▸ Problem to work on
In full and without alteration, repeat the material.

Dataset listings of figures
○ ○ ○
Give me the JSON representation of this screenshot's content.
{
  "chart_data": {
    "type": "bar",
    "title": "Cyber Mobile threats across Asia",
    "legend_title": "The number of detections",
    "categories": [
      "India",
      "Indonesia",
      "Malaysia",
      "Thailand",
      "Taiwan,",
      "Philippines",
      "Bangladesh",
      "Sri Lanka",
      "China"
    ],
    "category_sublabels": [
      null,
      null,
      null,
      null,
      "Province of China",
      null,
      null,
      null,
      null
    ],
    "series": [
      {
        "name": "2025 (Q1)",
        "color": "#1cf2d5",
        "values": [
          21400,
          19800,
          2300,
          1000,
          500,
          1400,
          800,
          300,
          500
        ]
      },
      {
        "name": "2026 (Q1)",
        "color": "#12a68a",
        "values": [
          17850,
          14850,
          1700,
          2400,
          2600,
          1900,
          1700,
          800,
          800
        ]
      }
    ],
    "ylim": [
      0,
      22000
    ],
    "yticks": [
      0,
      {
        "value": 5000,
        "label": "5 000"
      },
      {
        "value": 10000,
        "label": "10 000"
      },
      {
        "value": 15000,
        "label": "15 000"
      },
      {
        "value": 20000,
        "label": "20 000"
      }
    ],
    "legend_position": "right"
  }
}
○ ○ ○
▸ In response
Give me the JSON representation of this screenshot's content.
{
  "chart_data": {
    "type": "bar",
    "title": "Cyber Mobile threats across Asia",
    "legend_title": "The number of detections",
    "categories": [
      "India",
      "Indonesia",
      "Malaysia",
      "Thailand",
      "Taiwan,",
      "Philippines",
      "Bangladesh",
      "Sri Lanka",
      "China"
    ],
    "category_sublabels": [
      null,
      null,
      null,
      null,
      "Province of China",
      null,
      null,
      null,
      null
    ],
    "series": [
      {
        "name": "2025 (Q1)",
        "color": "#1cf2d5",
        "values": [
          21400,
          19800,
          2300,
          1000,
          500,
          1400,
          800,
          300,
          500
        ]
      },
      {
        "name": "2026 (Q1)",
        "color": "#12a68a",
        "values": [
          17850,
          14850,
          1700,
          2400,
          2600,
          1900,
          1700,
          800,
          800
        ]
      }
    ],
    "ylim": [
      0,
      22000
    ],
    "yticks": [
      0,
      {
        "value": 5000,
        "label": "5 000"
      },
      {
        "value": 10000,
        "label": "10 000"
      },
      {
        "value": 15000,
        "label": "15 000"
      },
      {
        "value": 20000,
        "label": "20 000"
      }
    ],
    "legend_position": "right"
  }
}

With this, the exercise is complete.